THE TASK:
Output exactly the lines between the line that contains "Enumerate this screenshot's" and the last line of the material, counting both.

INFORMATION GIVEN:
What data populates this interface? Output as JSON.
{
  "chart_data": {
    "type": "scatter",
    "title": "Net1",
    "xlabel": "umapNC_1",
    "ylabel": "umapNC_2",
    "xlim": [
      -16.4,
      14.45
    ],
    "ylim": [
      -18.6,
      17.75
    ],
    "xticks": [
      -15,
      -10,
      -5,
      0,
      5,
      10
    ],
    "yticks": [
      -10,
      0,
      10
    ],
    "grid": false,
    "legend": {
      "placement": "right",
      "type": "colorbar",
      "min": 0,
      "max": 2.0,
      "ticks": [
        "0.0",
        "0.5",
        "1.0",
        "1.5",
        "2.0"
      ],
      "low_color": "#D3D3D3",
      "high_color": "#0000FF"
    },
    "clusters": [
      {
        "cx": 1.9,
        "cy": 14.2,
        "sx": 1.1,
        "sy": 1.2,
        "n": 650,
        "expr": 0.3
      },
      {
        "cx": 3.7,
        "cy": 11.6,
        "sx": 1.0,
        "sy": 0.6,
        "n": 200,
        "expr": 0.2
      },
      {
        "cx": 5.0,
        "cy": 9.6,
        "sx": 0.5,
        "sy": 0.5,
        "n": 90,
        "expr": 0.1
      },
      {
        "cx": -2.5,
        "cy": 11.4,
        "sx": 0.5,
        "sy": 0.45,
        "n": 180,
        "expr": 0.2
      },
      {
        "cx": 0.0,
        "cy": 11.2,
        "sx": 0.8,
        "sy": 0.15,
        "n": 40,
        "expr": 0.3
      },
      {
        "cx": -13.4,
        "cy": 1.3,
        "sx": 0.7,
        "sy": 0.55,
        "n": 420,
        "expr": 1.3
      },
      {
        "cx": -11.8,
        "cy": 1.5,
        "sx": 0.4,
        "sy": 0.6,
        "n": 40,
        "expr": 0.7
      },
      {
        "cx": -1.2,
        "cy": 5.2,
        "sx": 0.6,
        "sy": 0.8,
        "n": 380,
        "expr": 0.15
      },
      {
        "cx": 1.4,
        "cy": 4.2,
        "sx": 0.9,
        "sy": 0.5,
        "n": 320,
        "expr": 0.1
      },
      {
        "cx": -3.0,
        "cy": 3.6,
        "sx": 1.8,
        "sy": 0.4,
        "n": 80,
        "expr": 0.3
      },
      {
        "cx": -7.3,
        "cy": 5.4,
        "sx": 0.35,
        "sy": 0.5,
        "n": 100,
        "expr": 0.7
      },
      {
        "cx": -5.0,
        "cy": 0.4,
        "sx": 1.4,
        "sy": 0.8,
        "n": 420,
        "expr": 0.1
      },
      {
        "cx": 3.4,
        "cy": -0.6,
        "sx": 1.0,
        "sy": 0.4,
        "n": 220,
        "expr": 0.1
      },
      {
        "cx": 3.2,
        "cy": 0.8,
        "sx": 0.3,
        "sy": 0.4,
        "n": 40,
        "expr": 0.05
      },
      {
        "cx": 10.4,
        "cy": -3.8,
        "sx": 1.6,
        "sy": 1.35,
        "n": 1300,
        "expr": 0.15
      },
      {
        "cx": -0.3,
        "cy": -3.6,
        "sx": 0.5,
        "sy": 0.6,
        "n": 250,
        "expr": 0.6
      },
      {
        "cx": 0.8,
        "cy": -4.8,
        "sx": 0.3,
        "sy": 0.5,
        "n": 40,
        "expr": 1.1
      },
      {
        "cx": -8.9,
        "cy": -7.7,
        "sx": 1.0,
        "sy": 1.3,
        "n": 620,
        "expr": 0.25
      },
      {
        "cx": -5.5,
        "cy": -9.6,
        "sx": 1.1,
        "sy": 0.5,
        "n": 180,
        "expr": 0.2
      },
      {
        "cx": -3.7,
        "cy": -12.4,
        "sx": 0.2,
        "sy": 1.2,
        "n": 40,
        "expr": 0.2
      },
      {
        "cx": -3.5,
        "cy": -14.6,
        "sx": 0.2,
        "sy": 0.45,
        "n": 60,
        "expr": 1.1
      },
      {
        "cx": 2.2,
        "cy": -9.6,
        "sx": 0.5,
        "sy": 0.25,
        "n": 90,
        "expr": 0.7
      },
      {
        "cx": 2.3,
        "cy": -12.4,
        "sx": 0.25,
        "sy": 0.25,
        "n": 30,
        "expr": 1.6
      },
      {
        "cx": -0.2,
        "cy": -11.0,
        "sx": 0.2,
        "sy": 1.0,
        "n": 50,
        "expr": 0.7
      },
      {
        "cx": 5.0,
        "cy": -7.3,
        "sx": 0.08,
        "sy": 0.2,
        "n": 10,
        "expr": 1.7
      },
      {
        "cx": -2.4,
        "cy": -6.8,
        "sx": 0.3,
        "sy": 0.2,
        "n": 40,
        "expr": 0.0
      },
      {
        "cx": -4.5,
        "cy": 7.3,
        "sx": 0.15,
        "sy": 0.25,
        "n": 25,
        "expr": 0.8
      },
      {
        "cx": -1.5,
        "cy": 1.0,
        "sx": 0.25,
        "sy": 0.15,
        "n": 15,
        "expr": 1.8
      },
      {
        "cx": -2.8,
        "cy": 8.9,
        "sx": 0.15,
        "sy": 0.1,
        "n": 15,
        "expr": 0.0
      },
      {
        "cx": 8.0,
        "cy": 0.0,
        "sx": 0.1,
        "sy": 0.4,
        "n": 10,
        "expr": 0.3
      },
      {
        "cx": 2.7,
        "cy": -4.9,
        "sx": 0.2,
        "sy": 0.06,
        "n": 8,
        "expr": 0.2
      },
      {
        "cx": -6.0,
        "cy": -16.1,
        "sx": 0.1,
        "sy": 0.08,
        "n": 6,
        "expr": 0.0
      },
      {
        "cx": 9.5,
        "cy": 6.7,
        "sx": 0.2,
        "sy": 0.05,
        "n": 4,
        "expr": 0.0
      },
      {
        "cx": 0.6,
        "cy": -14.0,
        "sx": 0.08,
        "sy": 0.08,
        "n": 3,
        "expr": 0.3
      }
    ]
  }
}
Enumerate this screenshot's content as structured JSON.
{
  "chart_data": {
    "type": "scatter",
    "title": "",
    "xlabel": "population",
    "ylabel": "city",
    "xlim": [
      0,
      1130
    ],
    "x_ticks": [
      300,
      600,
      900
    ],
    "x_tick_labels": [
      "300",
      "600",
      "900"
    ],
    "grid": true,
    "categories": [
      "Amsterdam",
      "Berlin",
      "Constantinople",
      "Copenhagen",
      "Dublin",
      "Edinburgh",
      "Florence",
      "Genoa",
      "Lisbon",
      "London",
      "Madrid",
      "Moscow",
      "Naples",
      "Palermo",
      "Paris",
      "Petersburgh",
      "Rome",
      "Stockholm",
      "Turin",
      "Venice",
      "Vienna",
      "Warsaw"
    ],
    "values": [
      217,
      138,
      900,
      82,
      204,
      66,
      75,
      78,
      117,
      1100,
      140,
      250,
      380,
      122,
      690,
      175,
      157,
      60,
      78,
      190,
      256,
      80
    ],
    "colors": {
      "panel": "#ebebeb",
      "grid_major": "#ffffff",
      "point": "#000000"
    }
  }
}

RESPONSE TO THIS TASK:
Enumerate this screenshot's content as structured JSON.
{
  "chart_data": {
    "type": "scatter",
    "title": "",
    "xlabel": "population",
    "ylabel": "city",
    "xlim": [
      0,
      1130
    ],
    "x_ticks": [
      300,
      600,
      900
    ],
    "x_tick_labels": [
      "300",
      "600",
      "900"
    ],
    "grid": true,
    "categories": [
      "Amsterdam",
      "Berlin",
      "Constantinople",
      "Copenhagen",
      "Dublin",
      "Edinburgh",
      "Florence",
      "Genoa",
      "Lisbon",
      "London",
      "Madrid",
      "Moscow",
      "Naples",
      "Palermo",
      "Paris",
      "Petersburgh",
      "Rome",
      "Stockholm",
      "Turin",
      "Venice",
      "Vienna",
      "Warsaw"
    ],
    "values": [
      217,
      138,
      900,
      82,
      204,
      66,
      75,
      78,
      117,
      1100,
      140,
      250,
      380,
      122,
      690,
      175,
      157,
      60,
      78,
      190,
      256,
      80
    ],
    "colors": {
      "panel": "#ebebeb",
      "grid_major": "#ffffff",
      "point": "#000000"
    }
  }
}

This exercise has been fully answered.